#### To be done:
Turn the listing, from its first line up to and including the line with "List all visible", into a numbered list, skipping any blank lines. Leave the pictures out.

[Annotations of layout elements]
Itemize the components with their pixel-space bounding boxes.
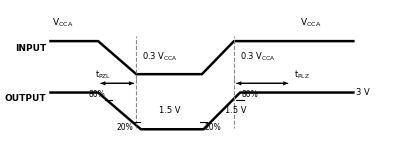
Text: 1.5 V: 1.5 V <box>159 106 180 115</box>
Text: t$_{\mathsf{PZL}}$: t$_{\mathsf{PZL}}$ <box>95 68 111 81</box>
Text: INPUT: INPUT <box>15 44 46 53</box>
Text: 0.3 V$_{\mathsf{CCA}}$: 0.3 V$_{\mathsf{CCA}}$ <box>142 50 178 63</box>
Text: 20%: 20% <box>205 123 222 131</box>
Text: 0.3 V$_{\mathsf{CCA}}$: 0.3 V$_{\mathsf{CCA}}$ <box>240 50 276 63</box>
Text: 20%: 20% <box>117 123 133 131</box>
Text: 80%: 80% <box>242 90 258 99</box>
Text: V$_{\mathsf{CCA}}$: V$_{\mathsf{CCA}}$ <box>299 16 321 29</box>
Text: t$_{\mathsf{PLZ}}$: t$_{\mathsf{PLZ}}$ <box>294 68 309 81</box>
Text: V$_{\mathsf{CCA}}$: V$_{\mathsf{CCA}}$ <box>52 16 74 29</box>
Text: 3 V: 3 V <box>356 88 370 97</box>
Text: OUTPUT: OUTPUT <box>5 94 46 103</box>
Text: 80%: 80% <box>89 90 106 99</box>
Text: 1.5 V: 1.5 V <box>225 106 246 115</box>
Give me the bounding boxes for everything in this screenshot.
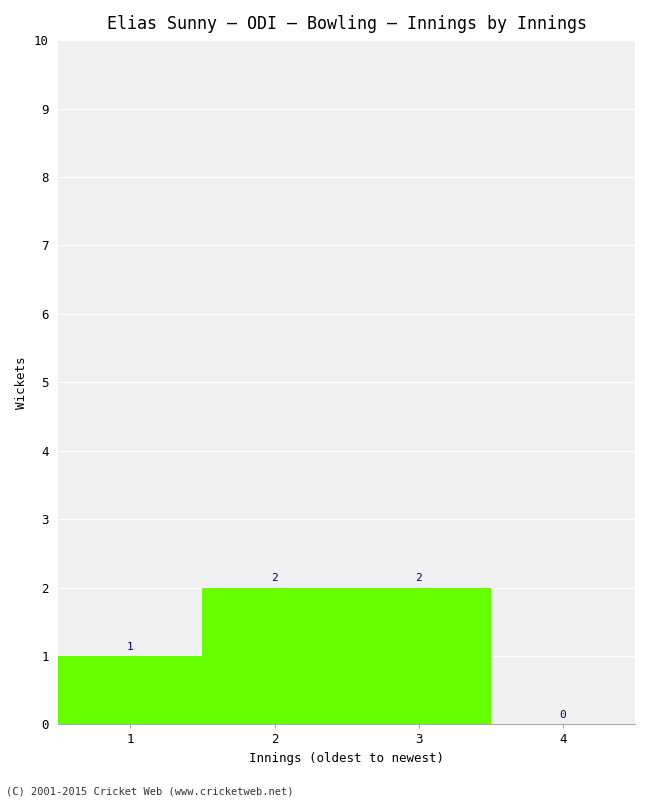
Bar — [202, 587, 346, 725]
Text: 2: 2 — [271, 574, 278, 583]
Text: (C) 2001-2015 Cricket Web (www.cricketweb.net): (C) 2001-2015 Cricket Web (www.cricketwe… — [6, 786, 294, 796]
Title: Elias Sunny – ODI – Bowling – Innings by Innings: Elias Sunny – ODI – Bowling – Innings by… — [107, 15, 587, 33]
Bar — [346, 587, 491, 725]
Bar — [58, 656, 202, 725]
Y-axis label: Wickets: Wickets — [15, 356, 28, 409]
Text: 2: 2 — [415, 574, 422, 583]
X-axis label: Innings (oldest to newest): Innings (oldest to newest) — [249, 752, 444, 765]
Text: 0: 0 — [560, 710, 566, 720]
Text: 1: 1 — [127, 642, 134, 652]
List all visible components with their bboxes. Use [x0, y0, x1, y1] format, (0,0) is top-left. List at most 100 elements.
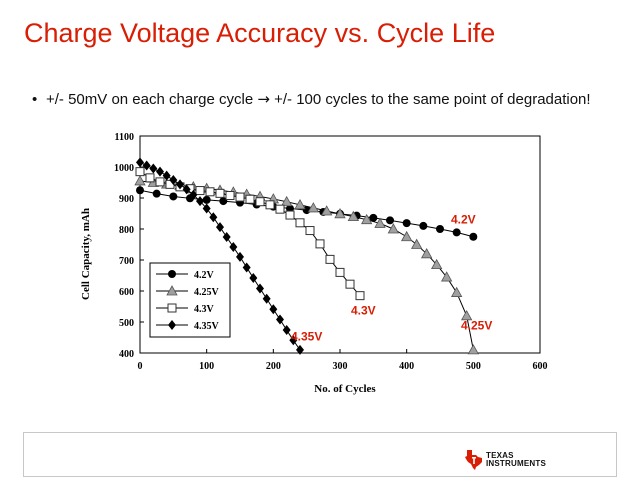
data-point [195, 186, 205, 196]
data-point [285, 210, 295, 220]
data-point [305, 226, 315, 236]
data-point [216, 222, 224, 233]
bullet-rest: +/- 100 cycles to the same point of degr… [274, 91, 591, 108]
data-point [142, 160, 151, 171]
data-point [249, 272, 258, 283]
data-point [450, 286, 463, 297]
y-tick-label: 400 [119, 349, 134, 360]
data-point [205, 187, 215, 197]
legend-label: 4.25V [194, 287, 220, 298]
data-point [202, 195, 211, 204]
data-point [460, 309, 473, 321]
data-point [387, 223, 400, 234]
bullet-text: +/- 50mV on each charge cycle → +/- 100 … [46, 90, 612, 109]
data-point [202, 203, 211, 214]
ti-wordmark-line2: Instruments [486, 459, 546, 468]
ti-logo: Texas Instruments [465, 449, 546, 471]
x-tick-label: 0 [138, 361, 143, 372]
y-tick-label: 800 [119, 225, 134, 236]
data-point [295, 218, 305, 228]
series-4-35v [136, 157, 304, 355]
data-point [369, 213, 378, 222]
data-point [419, 221, 428, 230]
series-layer [134, 157, 480, 355]
legend-marker [168, 320, 176, 330]
y-tick-label: 600 [119, 287, 134, 298]
data-point [145, 173, 155, 183]
y-tick-label: 1000 [114, 163, 134, 174]
data-point [360, 213, 373, 225]
data-point [136, 186, 144, 195]
y-tick-label: 700 [119, 256, 134, 267]
data-point [269, 304, 278, 315]
data-point [286, 204, 294, 213]
data-point [134, 175, 146, 186]
data-point [315, 239, 325, 249]
bullet-dot: • [32, 91, 38, 108]
data-point [162, 170, 171, 181]
legend-label: 4.35V [194, 321, 220, 332]
y-axis-label: Cell Capacity, mAh [80, 208, 92, 300]
data-point [420, 247, 433, 259]
y-tick-label: 900 [119, 194, 134, 205]
data-point [196, 196, 204, 207]
data-point [155, 177, 165, 187]
x-tick-label: 300 [333, 361, 348, 372]
bullet-lead: +/- 50mV on each charge cycle [46, 91, 254, 108]
x-tick-label: 500 [466, 361, 481, 372]
data-point [320, 205, 333, 216]
data-point [149, 163, 158, 174]
data-point [355, 291, 365, 301]
data-point [219, 197, 228, 206]
data-point [430, 258, 443, 270]
data-point [222, 232, 231, 243]
annotations: 4.2V 4.3V 4.25V 4.35V [291, 212, 492, 343]
data-point [262, 293, 271, 304]
x-tick-label: 200 [266, 361, 281, 372]
data-point [256, 283, 264, 294]
data-point [156, 166, 164, 177]
data-point [296, 344, 304, 355]
data-point [215, 188, 225, 198]
legend-marker [166, 285, 178, 296]
data-point [276, 314, 284, 325]
data-point [400, 230, 413, 242]
ti-wordmark: Texas Instruments [486, 452, 546, 468]
data-point [136, 157, 144, 168]
data-point [289, 335, 298, 346]
data-point [236, 251, 244, 262]
y-tick-label: 1100 [115, 132, 134, 143]
footer-top-border [23, 432, 617, 433]
data-point [440, 271, 453, 282]
slide-title: Charge Voltage Accuracy vs. Cycle Life [24, 18, 496, 48]
data-point [152, 189, 161, 198]
data-point [334, 207, 346, 219]
legend-label: 4.3V [194, 304, 215, 315]
x-axis-label: No. of Cycles [314, 383, 376, 395]
cycle-life-chart: 400 500 600 700 800 900 1000 1100 0 100 200 300 400… [80, 132, 548, 395]
data-point [275, 204, 285, 214]
data-point [265, 200, 275, 210]
annotation-label: 4.2V [451, 212, 476, 226]
data-point [225, 191, 235, 201]
data-point [245, 194, 255, 204]
data-point [176, 179, 184, 190]
data-point [307, 202, 320, 213]
x-tick-label: 100 [199, 361, 214, 372]
data-point [410, 238, 423, 249]
legend: 4.2V 4.25V 4.3V 4.35V [149, 262, 231, 338]
data-point [280, 195, 293, 207]
data-point [386, 216, 394, 225]
texas-state-icon [465, 450, 482, 470]
footer-right-border [616, 432, 617, 476]
data-point [182, 184, 191, 195]
data-point [345, 279, 355, 289]
data-point [402, 219, 411, 228]
annotation-label: 4.35V [291, 329, 322, 343]
x-axis-ticks: 0 100 200 300 400 500 600 [138, 349, 548, 372]
legend-marker [167, 303, 177, 313]
footer-bottom-border [23, 476, 617, 477]
annotation-label: 4.3V [351, 303, 376, 317]
data-point [242, 262, 251, 273]
data-point [347, 210, 360, 221]
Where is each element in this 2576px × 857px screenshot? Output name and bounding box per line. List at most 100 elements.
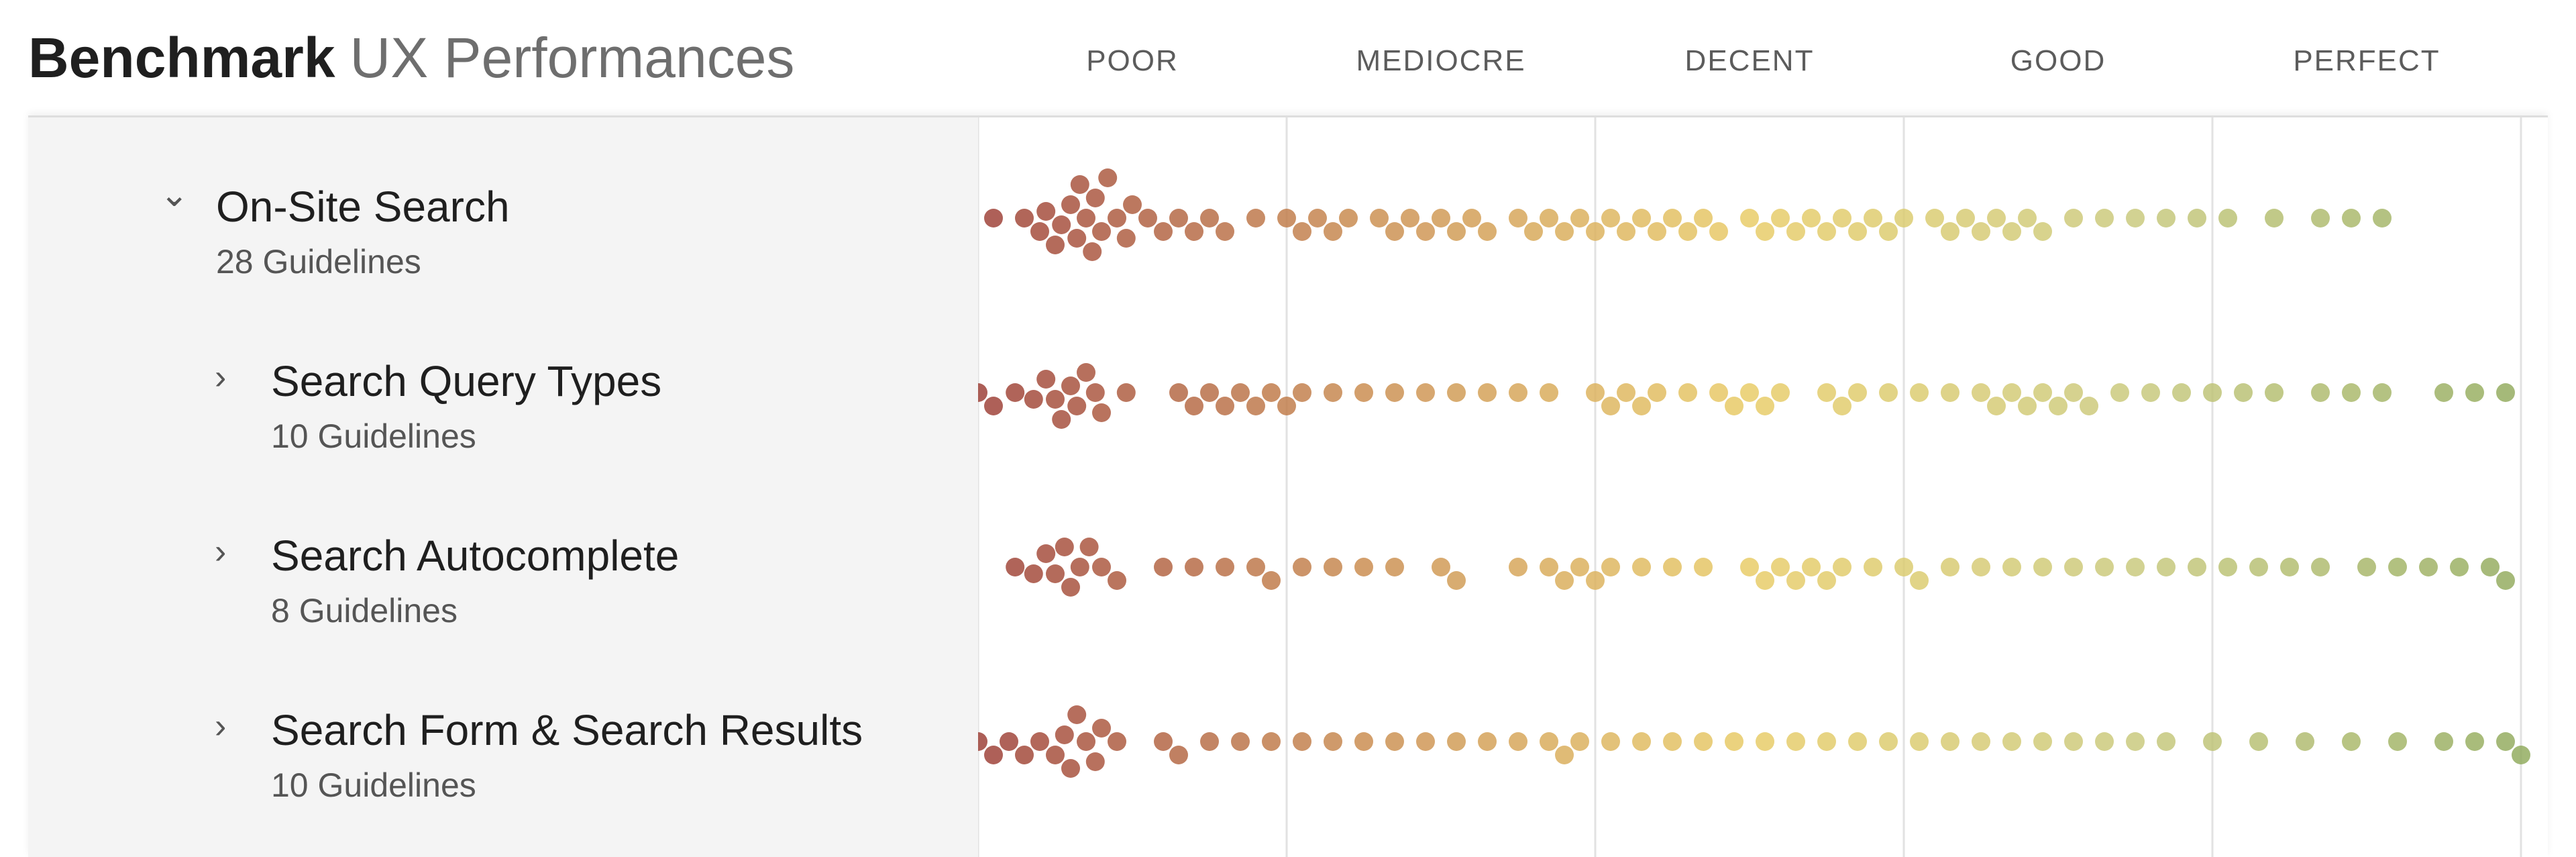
- data-point: [1077, 732, 1095, 751]
- data-point: [1586, 571, 1605, 590]
- data-point: [2002, 558, 2021, 576]
- data-point: [1447, 571, 1466, 590]
- data-point: [1052, 215, 1071, 234]
- data-point: [2342, 732, 2361, 751]
- data-point: [1154, 732, 1173, 751]
- data-point: [1956, 209, 1975, 228]
- data-point: [1601, 558, 1620, 576]
- data-point: [1024, 564, 1043, 583]
- data-point: [2126, 209, 2145, 228]
- data-point: [1169, 746, 1188, 764]
- data-point: [1246, 558, 1265, 576]
- data-point: [1370, 209, 1389, 228]
- chevron-right-icon[interactable]: ›: [215, 707, 227, 746]
- data-point: [1046, 564, 1065, 583]
- data-point: [1216, 222, 1234, 241]
- band-label-poor: POOR: [1086, 44, 1179, 77]
- data-point: [1864, 209, 1882, 228]
- row-subtitle: 10 Guidelines: [271, 417, 476, 455]
- data-point: [2188, 209, 2206, 228]
- data-point: [1756, 732, 1774, 751]
- data-point: [1617, 383, 1635, 402]
- data-point: [2002, 732, 2021, 751]
- data-point: [1077, 209, 1095, 228]
- data-point: [1941, 222, 1960, 241]
- data-point: [1216, 397, 1234, 415]
- data-point: [1015, 209, 1034, 228]
- data-point: [1910, 383, 1929, 402]
- data-point: [1046, 390, 1065, 409]
- data-point: [1006, 383, 1025, 402]
- data-point: [1771, 209, 1790, 228]
- band-label-mediocre: MEDIOCRE: [1356, 44, 1526, 77]
- data-point: [1478, 383, 1497, 402]
- data-point: [2095, 558, 2114, 576]
- data-point: [2188, 558, 2206, 576]
- data-point: [1092, 719, 1111, 738]
- data-point: [1324, 222, 1342, 241]
- data-point: [2311, 383, 2330, 402]
- data-point: [1694, 558, 1713, 576]
- chevron-right-icon[interactable]: ›: [215, 532, 227, 571]
- data-point: [1185, 558, 1203, 576]
- data-point: [1540, 558, 1558, 576]
- data-point: [1092, 558, 1111, 576]
- data-point: [1925, 209, 1944, 228]
- data-point: [2033, 383, 2052, 402]
- data-point: [2419, 558, 2438, 576]
- data-point: [1648, 222, 1666, 241]
- data-point: [1987, 397, 2006, 415]
- data-point: [1663, 732, 1682, 751]
- row-subtitle: 28 Guidelines: [216, 243, 421, 281]
- data-point: [2296, 732, 2314, 751]
- data-point: [1030, 222, 1049, 241]
- data-point: [1385, 222, 1404, 241]
- data-point: [2064, 209, 2083, 228]
- data-point: [1894, 558, 1913, 576]
- data-point: [2064, 558, 2083, 576]
- data-point: [2095, 732, 2114, 751]
- data-point: [1324, 732, 1342, 751]
- data-point: [1725, 397, 1743, 415]
- data-point: [1570, 558, 1589, 576]
- data-point: [1941, 383, 1960, 402]
- data-point: [1740, 383, 1759, 402]
- data-point: [1601, 732, 1620, 751]
- data-point: [1046, 236, 1065, 254]
- data-point: [2033, 558, 2052, 576]
- data-point: [1324, 383, 1342, 402]
- data-point: [2157, 732, 2176, 751]
- data-point: [1941, 732, 1960, 751]
- chevron-down-icon[interactable]: ⌄: [160, 175, 189, 214]
- data-point: [1447, 222, 1466, 241]
- data-point: [1540, 209, 1558, 228]
- data-point: [1632, 558, 1651, 576]
- data-point: [1070, 175, 1089, 194]
- data-point: [1108, 571, 1126, 590]
- data-point: [2033, 732, 2052, 751]
- row-title: Search Autocomplete: [271, 532, 680, 580]
- data-point: [2249, 732, 2268, 751]
- data-point: [1293, 558, 1311, 576]
- data-point: [2373, 383, 2392, 402]
- data-point: [2234, 383, 2253, 402]
- data-point: [1085, 189, 1105, 207]
- data-point: [1354, 732, 1373, 751]
- data-point: [1085, 752, 1105, 771]
- data-point: [2280, 558, 2299, 576]
- data-point: [1756, 222, 1774, 241]
- data-point: [1061, 195, 1080, 214]
- data-point: [1416, 222, 1435, 241]
- data-point: [1848, 732, 1867, 751]
- data-point: [1972, 222, 1990, 241]
- data-point: [1725, 732, 1743, 751]
- data-point: [2064, 732, 2083, 751]
- data-point: [1833, 209, 1851, 228]
- data-point: [2434, 383, 2453, 402]
- data-point: [1385, 383, 1404, 402]
- data-point: [1848, 222, 1867, 241]
- chevron-right-icon[interactable]: ›: [215, 358, 227, 397]
- data-point: [1185, 222, 1203, 241]
- data-point: [1108, 209, 1126, 228]
- data-point: [984, 746, 1003, 764]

#### Worked solution:
1. Itemize the components with their pixel-space bounding boxes.
2. Text: 1.5 V: 1.5 V <box>159 106 180 115</box>
3. Text: t$_{\mathsf{PZL}}$: t$_{\mathsf{PZL}}$ <box>95 68 111 81</box>
4. Text: INPUT: INPUT <box>15 44 46 53</box>
5. Text: 0.3 V$_{\mathsf{CCA}}$: 0.3 V$_{\mathsf{CCA}}$ <box>142 50 178 63</box>
6. Text: 20%: 20% <box>205 123 222 131</box>
7. Text: 0.3 V$_{\mathsf{CCA}}$: 0.3 V$_{\mathsf{CCA}}$ <box>240 50 276 63</box>
8. Text: 20%: 20% <box>117 123 133 131</box>
9. Text: 80%: 80% <box>242 90 258 99</box>
10. Text: V$_{\mathsf{CCA}}$: V$_{\mathsf{CCA}}$ <box>299 16 321 29</box>
11. Text: t$_{\mathsf{PLZ}}$: t$_{\mathsf{PLZ}}$ <box>294 68 309 81</box>
12. Text: V$_{\mathsf{CCA}}$: V$_{\mathsf{CCA}}$ <box>52 16 74 29</box>
13. Text: 3 V: 3 V <box>356 88 370 97</box>
14. Text: OUTPUT: OUTPUT <box>5 94 46 103</box>
15. Text: 80%: 80% <box>89 90 106 99</box>
16. Text: 1.5 V: 1.5 V <box>225 106 246 115</box>
17. Give me the bounding boxes for everything in this screenshot.
18. Bar — [202, 587, 346, 725]
19. Text: 2: 2 — [271, 574, 278, 583]
20. Text: (C) 2001-2015 Cricket Web (www.cricketweb.net): (C) 2001-2015 Cricket Web (www.cricketwe… — [6, 786, 294, 796]
21. Title: Elias Sunny – ODI – Bowling – Innings by Innings: Elias Sunny – ODI – Bowling – Innings by… — [107, 15, 587, 33]
22. Bar — [346, 587, 491, 725]
23. Bar — [58, 656, 202, 725]
24. Y-axis label: Wickets: Wickets — [15, 356, 28, 409]
25. Text: 2: 2 — [415, 574, 422, 583]
26. X-axis label: Innings (oldest to newest): Innings (oldest to newest) — [249, 752, 444, 765]
27. Text: 0: 0 — [560, 710, 566, 720]
28. Text: 1: 1 — [127, 642, 134, 652]
29. List all visible components with their bboxes. Use [x0, y0, x1, y1] format, (0,0) is top-left. List at most 100 elements.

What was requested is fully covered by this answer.